PROBLEM DETAILS: Here are some records. Copy each one exactly.

(Part of a data file)

-.-.-

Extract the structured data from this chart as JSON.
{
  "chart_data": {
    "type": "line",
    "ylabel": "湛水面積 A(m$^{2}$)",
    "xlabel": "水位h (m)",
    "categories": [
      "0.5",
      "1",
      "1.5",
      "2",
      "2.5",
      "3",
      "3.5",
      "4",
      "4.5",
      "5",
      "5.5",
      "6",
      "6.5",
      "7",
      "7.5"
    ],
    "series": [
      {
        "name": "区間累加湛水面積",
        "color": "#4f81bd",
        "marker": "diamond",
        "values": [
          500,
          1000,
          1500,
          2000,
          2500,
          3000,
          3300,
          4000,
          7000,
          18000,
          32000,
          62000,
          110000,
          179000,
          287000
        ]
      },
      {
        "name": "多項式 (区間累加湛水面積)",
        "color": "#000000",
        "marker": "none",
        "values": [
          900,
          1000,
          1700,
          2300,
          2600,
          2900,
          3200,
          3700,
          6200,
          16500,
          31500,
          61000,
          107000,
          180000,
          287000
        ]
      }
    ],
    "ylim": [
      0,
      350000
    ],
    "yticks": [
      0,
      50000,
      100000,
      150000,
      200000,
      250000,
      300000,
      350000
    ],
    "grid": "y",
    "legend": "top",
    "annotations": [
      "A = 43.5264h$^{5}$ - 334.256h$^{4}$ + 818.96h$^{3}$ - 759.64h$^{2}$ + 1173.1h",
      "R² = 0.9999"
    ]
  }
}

-.-.-

ANSWER TO THIS PROBLEM:
Extract the structured data from this chart as JSON.
{
  "chart_data": {
    "type": "line",
    "ylabel": "湛水面積 A(m$^{2}$)",
    "xlabel": "水位h (m)",
    "categories": [
      "0.5",
      "1",
      "1.5",
      "2",
      "2.5",
      "3",
      "3.5",
      "4",
      "4.5",
      "5",
      "5.5",
      "6",
      "6.5",
      "7",
      "7.5"
    ],
    "series": [
      {
        "name": "区間累加湛水面積",
        "color": "#4f81bd",
        "marker": "diamond",
        "values": [
          500,
          1000,
          1500,
          2000,
          2500,
          3000,
          3300,
          4000,
          7000,
          18000,
          32000,
          62000,
          110000,
          179000,
          287000
        ]
      },
      {
        "name": "多項式 (区間累加湛水面積)",
        "color": "#000000",
        "marker": "none",
        "values": [
          900,
          1000,
          1700,
          2300,
          2600,
          2900,
          3200,
          3700,
          6200,
          16500,
          31500,
          61000,
          107000,
          180000,
          287000
        ]
      }
    ],
    "ylim": [
      0,
      350000
    ],
    "yticks": [
      0,
      50000,
      100000,
      150000,
      200000,
      250000,
      300000,
      350000
    ],
    "grid": "y",
    "legend": "top",
    "annotations": [
      "A = 43.5264h$^{5}$ - 334.256h$^{4}$ + 818.96h$^{3}$ - 759.64h$^{2}$ + 1173.1h",
      "R² = 0.9999"
    ]
  }
}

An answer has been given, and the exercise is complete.